# What to do
Check every line below for the word "sinh" and show those that hold it.

# Listing
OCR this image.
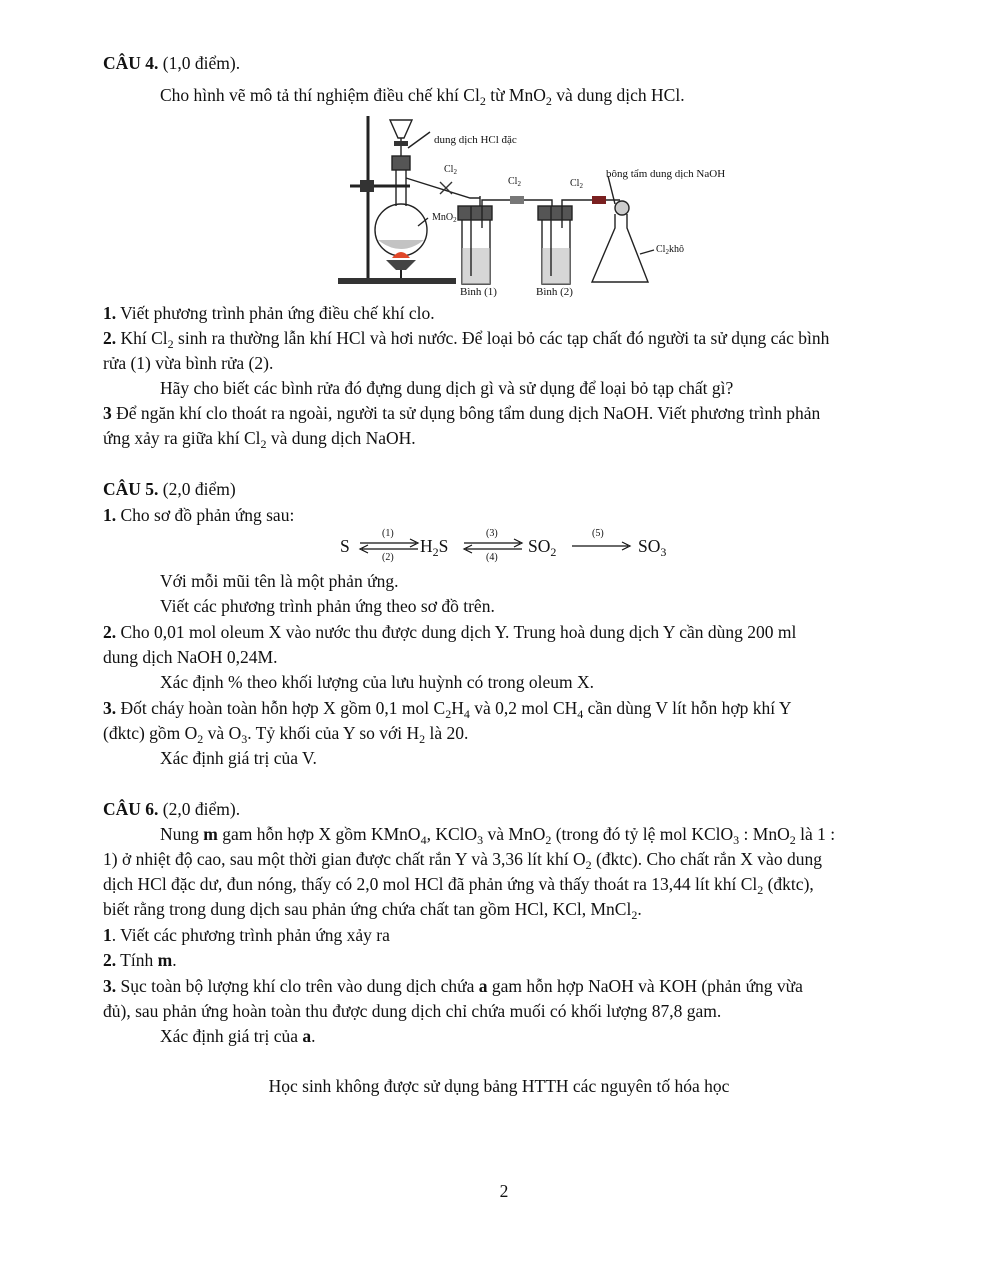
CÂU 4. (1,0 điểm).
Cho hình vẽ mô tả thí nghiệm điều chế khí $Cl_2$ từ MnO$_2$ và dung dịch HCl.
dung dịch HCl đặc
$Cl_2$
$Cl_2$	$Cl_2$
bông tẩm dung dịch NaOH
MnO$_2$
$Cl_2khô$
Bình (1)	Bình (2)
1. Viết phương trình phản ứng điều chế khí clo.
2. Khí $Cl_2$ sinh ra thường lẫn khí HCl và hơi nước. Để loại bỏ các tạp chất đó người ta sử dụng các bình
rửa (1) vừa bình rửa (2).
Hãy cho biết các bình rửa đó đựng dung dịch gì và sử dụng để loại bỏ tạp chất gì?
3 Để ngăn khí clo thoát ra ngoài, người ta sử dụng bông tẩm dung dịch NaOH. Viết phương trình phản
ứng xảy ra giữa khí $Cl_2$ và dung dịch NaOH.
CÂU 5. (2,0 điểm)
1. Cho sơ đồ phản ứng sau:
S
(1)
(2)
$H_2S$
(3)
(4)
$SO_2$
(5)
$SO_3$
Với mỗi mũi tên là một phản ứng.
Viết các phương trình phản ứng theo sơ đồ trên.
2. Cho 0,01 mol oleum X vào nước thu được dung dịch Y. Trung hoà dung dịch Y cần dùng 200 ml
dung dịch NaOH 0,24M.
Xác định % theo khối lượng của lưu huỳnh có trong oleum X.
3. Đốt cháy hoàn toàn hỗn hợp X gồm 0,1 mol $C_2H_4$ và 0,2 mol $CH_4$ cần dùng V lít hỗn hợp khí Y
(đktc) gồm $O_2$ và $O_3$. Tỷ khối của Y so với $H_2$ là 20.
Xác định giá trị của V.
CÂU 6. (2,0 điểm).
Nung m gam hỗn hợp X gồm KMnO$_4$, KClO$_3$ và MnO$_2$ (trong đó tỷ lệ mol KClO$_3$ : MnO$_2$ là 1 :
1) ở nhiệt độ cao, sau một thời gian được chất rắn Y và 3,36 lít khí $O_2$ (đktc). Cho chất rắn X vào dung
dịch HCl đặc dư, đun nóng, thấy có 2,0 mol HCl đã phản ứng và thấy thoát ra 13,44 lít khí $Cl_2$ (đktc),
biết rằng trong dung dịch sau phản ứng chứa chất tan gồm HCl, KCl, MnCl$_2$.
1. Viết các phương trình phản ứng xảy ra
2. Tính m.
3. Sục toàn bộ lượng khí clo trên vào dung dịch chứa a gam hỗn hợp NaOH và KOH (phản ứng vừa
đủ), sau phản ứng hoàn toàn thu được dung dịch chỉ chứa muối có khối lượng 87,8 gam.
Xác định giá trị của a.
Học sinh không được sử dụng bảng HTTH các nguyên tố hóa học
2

# Result
2. Khí $Cl_2$ sinh ra thường lẫn khí HCl và hơi nước. Để loại bỏ các tạp chất đó người ta sử dụng các bình
Học sinh không được sử dụng bảng HTTH các nguyên tố hóa học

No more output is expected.